Material ▸

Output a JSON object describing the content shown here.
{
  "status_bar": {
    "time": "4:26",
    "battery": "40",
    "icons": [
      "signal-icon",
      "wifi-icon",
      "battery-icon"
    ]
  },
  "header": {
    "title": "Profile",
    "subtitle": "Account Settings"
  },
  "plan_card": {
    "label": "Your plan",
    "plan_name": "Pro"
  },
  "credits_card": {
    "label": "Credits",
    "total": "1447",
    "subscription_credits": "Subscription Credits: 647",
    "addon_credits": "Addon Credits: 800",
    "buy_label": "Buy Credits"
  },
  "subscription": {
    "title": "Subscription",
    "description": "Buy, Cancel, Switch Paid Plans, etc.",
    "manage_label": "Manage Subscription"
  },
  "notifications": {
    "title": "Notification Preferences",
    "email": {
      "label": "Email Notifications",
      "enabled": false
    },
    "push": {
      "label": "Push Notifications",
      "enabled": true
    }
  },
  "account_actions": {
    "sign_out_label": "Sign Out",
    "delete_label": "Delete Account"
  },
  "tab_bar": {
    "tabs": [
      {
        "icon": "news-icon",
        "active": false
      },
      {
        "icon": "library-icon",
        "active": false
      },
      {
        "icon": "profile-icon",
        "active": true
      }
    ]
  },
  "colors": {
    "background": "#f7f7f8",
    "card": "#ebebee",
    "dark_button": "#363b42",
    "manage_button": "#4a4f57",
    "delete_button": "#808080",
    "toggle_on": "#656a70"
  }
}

Goal ▸ The whole listing above needs to be written out again exactly.

Full response ▸
Output a JSON object describing the content shown here.
{
  "status_bar": {
    "time": "4:26",
    "battery": "40",
    "icons": [
      "signal-icon",
      "wifi-icon",
      "battery-icon"
    ]
  },
  "header": {
    "title": "Profile",
    "subtitle": "Account Settings"
  },
  "plan_card": {
    "label": "Your plan",
    "plan_name": "Pro"
  },
  "credits_card": {
    "label": "Credits",
    "total": "1447",
    "subscription_credits": "Subscription Credits: 647",
    "addon_credits": "Addon Credits: 800",
    "buy_label": "Buy Credits"
  },
  "subscription": {
    "title": "Subscription",
    "description": "Buy, Cancel, Switch Paid Plans, etc.",
    "manage_label": "Manage Subscription"
  },
  "notifications": {
    "title": "Notification Preferences",
    "email": {
      "label": "Email Notifications",
      "enabled": false
    },
    "push": {
      "label": "Push Notifications",
      "enabled": true
    }
  },
  "account_actions": {
    "sign_out_label": "Sign Out",
    "delete_label": "Delete Account"
  },
  "tab_bar": {
    "tabs": [
      {
        "icon": "news-icon",
        "active": false
      },
      {
        "icon": "library-icon",
        "active": false
      },
      {
        "icon": "profile-icon",
        "active": true
      }
    ]
  },
  "colors": {
    "background": "#f7f7f8",
    "card": "#ebebee",
    "dark_button": "#363b42",
    "manage_button": "#4a4f57",
    "delete_button": "#808080",
    "toggle_on": "#656a70"
  }
}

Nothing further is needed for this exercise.